Stored records

[START]

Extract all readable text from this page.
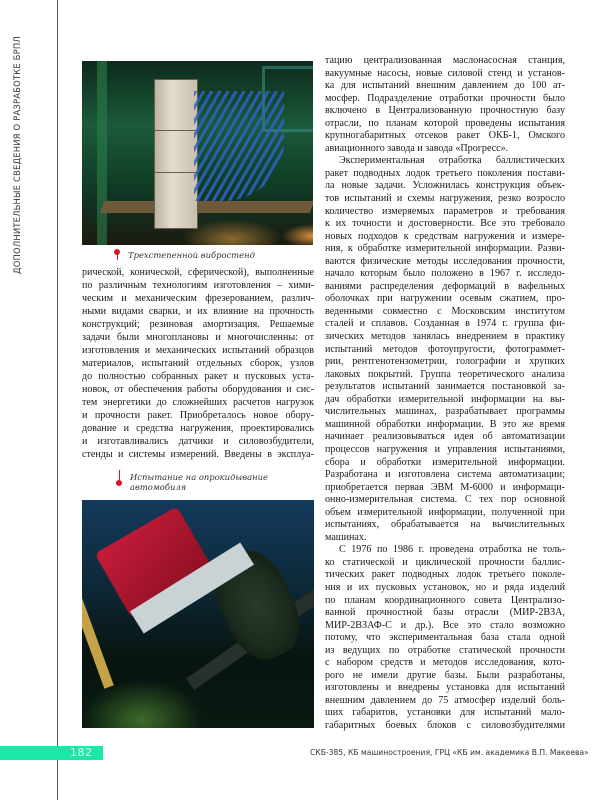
ДОПОЛНИТЕЛЬНЫЕ СВЕДЕНИЯ О РАЗРАБОТКЕ БРПЛ	Трехстепенной вибростенд
рической, конической, сферической), выполненные
по различным технологиям изготовления – хими-
ческим и механическим фрезерованием, различ-
ными видами сварки, и их влияние на прочность
конструкций; резиновая амортизация. Решаемые
задачи были многоплановы и многочисленны: от
изготовления и механических испытаний образцов
материалов, испытаний отдельных сборок, узлов
до полностью собранных ракет и пусковых уста-
новок, от обеспечения работы оборудования и сис-
тем энергетики до сложнейших расчетов нагрузок
и прочности ракет. Приобреталось новое обору-
дование и средства нагружения, проектировались
и изготавливались датчики и силовозбудители,
стенды и системы измерений. Введены в эксплуа-
Испытание на опрокидывание
автомобиля
тацию централизованная маслонасосная станция,
вакуумные насосы, новые силовой стенд и установ-
ка для испытаний внешним давлением до 100 ат-
мосфер. Подразделение отработки прочности было
включено в Централизованную прочностную базу
отрасли, по планам которой проведены испытания
крупногабаритных отсеков ракет ОКБ-1, Омского
авиационного завода и завода «Прогресс».
Экспериментальная отработка баллистических
ракет подводных лодок третьего поколения постави-
ла новые задачи. Усложнилась конструкция объек-
тов испытаний и схемы нагружения, резко возросло
количество измеряемых параметров и требования
к их точности и достоверности. Все это требовало
новых подходов к средствам нагружения и измере-
ния, к обработке измерительной информации. Разви-
ваются физические методы исследования прочности,
начало которым было положено в 1967 г. исследо-
ваниями распределения деформаций в вафельных
оболочках при нагружении осевым сжатием, про-
веденными совместно с Московским институтом
сталей и сплавов. Созданная в 1974 г. группа фи-
зических методов занялась внедрением в практику
испытаний методов фотоупругости, фотограммет-
рии, рентгенотензометрии, голографии и хрупких
лаковых покрытий. Группа теоретического анализа
результатов испытаний занимается постановкой за-
дач обработки измерительной информации на вы-
числительных машинах, разрабатывает программы
машинной обработки информации. В это же время
начинает реализовываться идея об автоматизации
процессов нагружения и управления испытаниями,
сбора и обработки измерительной информации.
Разработана и изготовлена система автоматизации;
приобретается первая ЭВМ М-6000 и информаци-
онно-измерительная система. С тех пор основной
объем измерительной информации, полученной при
испытаниях, обрабатывается на вычислительных
машинах.
С 1976 по 1986 г. проведена отработка не толь-
ко статической и циклической прочности баллис-
тических ракет подводных лодок третьего поколе-
ния и их пусковых установок, но и ряда изделий
по планам координационного совета Централизо-
ванной прочностной базы отрасли (МИР-2ВЗА,
МИР-2ВЗАФ-С и др.). Все это стало возможно
потому, что экспериментальная база стала одной
из ведущих по отработке статической прочности
с набором средств и методов исследования, кото-
рого не имели другие базы. Были разработаны,
изготовлены и внедрены установка для испытаний
внешним давлением до 75 атмосфер изделий боль-
ших габаритов, установки для испытаний мало-
габаритных боевых блоков с силовозбудителями
182	СКБ-385, КБ машиностроения, ГРЦ «КБ им. академика В.П. Макеева»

[END]

TASK: Copy everything in the records above except the pictures, exactly as written.

OUTPUT OF THE TASK:
Extract all readable text from this page.
ДОПОЛНИТЕЛЬНЫЕ СВЕДЕНИЯ О РАЗРАБОТКЕ БРПЛ	Трехстепенной вибростенд
рической, конической, сферической), выполненные
по различным технологиям изготовления – хими-
ческим и механическим фрезерованием, различ-
ными видами сварки, и их влияние на прочность
конструкций; резиновая амортизация. Решаемые
задачи были многоплановы и многочисленны: от
изготовления и механических испытаний образцов
материалов, испытаний отдельных сборок, узлов
до полностью собранных ракет и пусковых уста-
новок, от обеспечения работы оборудования и сис-
тем энергетики до сложнейших расчетов нагрузок
и прочности ракет. Приобреталось новое обору-
дование и средства нагружения, проектировались
и изготавливались датчики и силовозбудители,
стенды и системы измерений. Введены в эксплуа-
Испытание на опрокидывание
автомобиля
тацию централизованная маслонасосная станция,
вакуумные насосы, новые силовой стенд и установ-
ка для испытаний внешним давлением до 100 ат-
мосфер. Подразделение отработки прочности было
включено в Централизованную прочностную базу
отрасли, по планам которой проведены испытания
крупногабаритных отсеков ракет ОКБ-1, Омского
авиационного завода и завода «Прогресс».
Экспериментальная отработка баллистических
ракет подводных лодок третьего поколения постави-
ла новые задачи. Усложнилась конструкция объек-
тов испытаний и схемы нагружения, резко возросло
количество измеряемых параметров и требования
к их точности и достоверности. Все это требовало
новых подходов к средствам нагружения и измере-
ния, к обработке измерительной информации. Разви-
ваются физические методы исследования прочности,
начало которым было положено в 1967 г. исследо-
ваниями распределения деформаций в вафельных
оболочках при нагружении осевым сжатием, про-
веденными совместно с Московским институтом
сталей и сплавов. Созданная в 1974 г. группа фи-
зических методов занялась внедрением в практику
испытаний методов фотоупругости, фотограммет-
рии, рентгенотензометрии, голографии и хрупких
лаковых покрытий. Группа теоретического анализа
результатов испытаний занимается постановкой за-
дач обработки измерительной информации на вы-
числительных машинах, разрабатывает программы
машинной обработки информации. В это же время
начинает реализовываться идея об автоматизации
процессов нагружения и управления испытаниями,
сбора и обработки измерительной информации.
Разработана и изготовлена система автоматизации;
приобретается первая ЭВМ М-6000 и информаци-
онно-измерительная система. С тех пор основной
объем измерительной информации, полученной при
испытаниях, обрабатывается на вычислительных
машинах.
С 1976 по 1986 г. проведена отработка не толь-
ко статической и циклической прочности баллис-
тических ракет подводных лодок третьего поколе-
ния и их пусковых установок, но и ряда изделий
по планам координационного совета Централизо-
ванной прочностной базы отрасли (МИР-2ВЗА,
МИР-2ВЗАФ-С и др.). Все это стало возможно
потому, что экспериментальная база стала одной
из ведущих по отработке статической прочности
с набором средств и методов исследования, кото-
рого не имели другие базы. Были разработаны,
изготовлены и внедрены установка для испытаний
внешним давлением до 75 атмосфер изделий боль-
ших габаритов, установки для испытаний мало-
габаритных боевых блоков с силовозбудителями
182	СКБ-385, КБ машиностроения, ГРЦ «КБ им. академика В.П. Макеева»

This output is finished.